• GIVEN INSTRUCTION:
Going through the material below, please gather all lines with the word "this" in them.

• GIVEN RECORDS:
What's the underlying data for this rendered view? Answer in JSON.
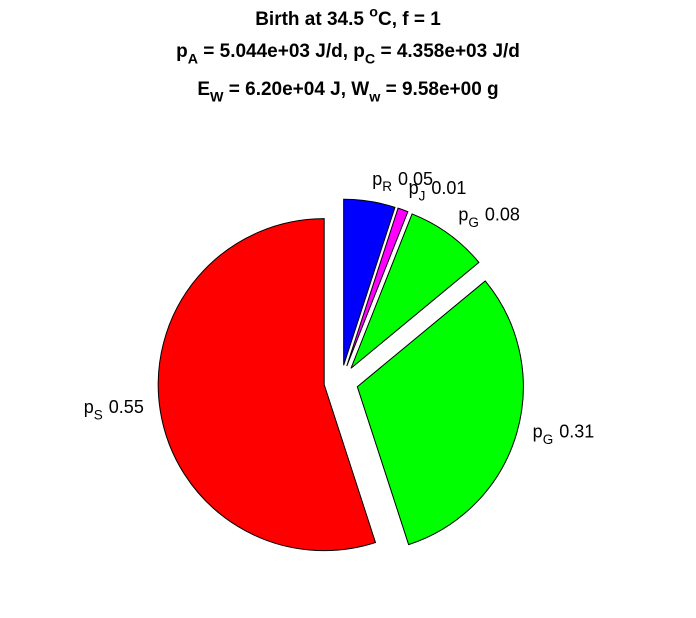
{
  "chart_data": {
    "type": "pie",
    "title": [
      [
        {
          "text": "Birth at 34.5 "
        },
        {
          "text": "o",
          "shift": "sup"
        },
        {
          "text": "C, f = 1"
        }
      ],
      [
        {
          "text": "p"
        },
        {
          "text": "A",
          "shift": "sub"
        },
        {
          "text": " = 5.044e+03 J/d, p"
        },
        {
          "text": "C",
          "shift": "sub"
        },
        {
          "text": " = 4.358e+03 J/d"
        }
      ],
      [
        {
          "text": "E"
        },
        {
          "text": "W",
          "shift": "sub"
        },
        {
          "text": " = 6.20e+04 J, W"
        },
        {
          "text": "w",
          "shift": "sub"
        },
        {
          "text": " = 9.58e+00 g"
        }
      ]
    ],
    "categories": [
      [
        {
          "text": "p"
        },
        {
          "text": "R",
          "shift": "sub"
        }
      ],
      [
        {
          "text": "p"
        },
        {
          "text": "J",
          "shift": "sub"
        }
      ],
      [
        {
          "text": "p"
        },
        {
          "text": "G",
          "shift": "sub"
        }
      ],
      [
        {
          "text": "p"
        },
        {
          "text": "G",
          "shift": "sub"
        }
      ],
      [
        {
          "text": "p"
        },
        {
          "text": "S",
          "shift": "sub"
        }
      ]
    ],
    "values": [
      0.05,
      0.01,
      0.08,
      0.31,
      0.55
    ],
    "colors": [
      "#0000ff",
      "#ff00ff",
      "#00ff00",
      "#00ff00",
      "#ff0000"
    ],
    "explode": true
  }
}
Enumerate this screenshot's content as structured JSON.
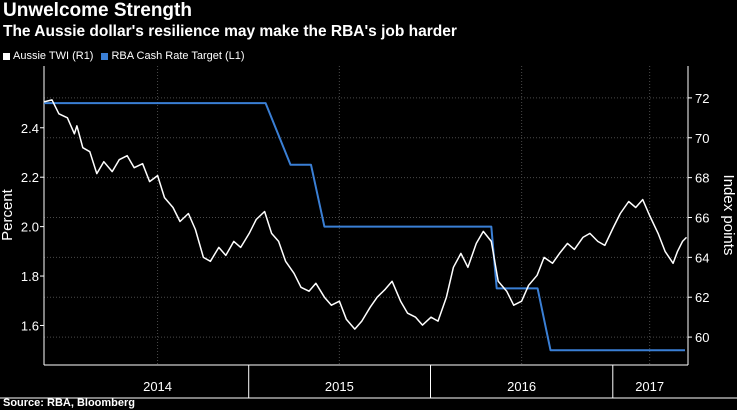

• SOLVED PROBLEM:
What's the underlying data for this rendered view? Answer in JSON.
Enumerate this screenshot's content as structured JSON.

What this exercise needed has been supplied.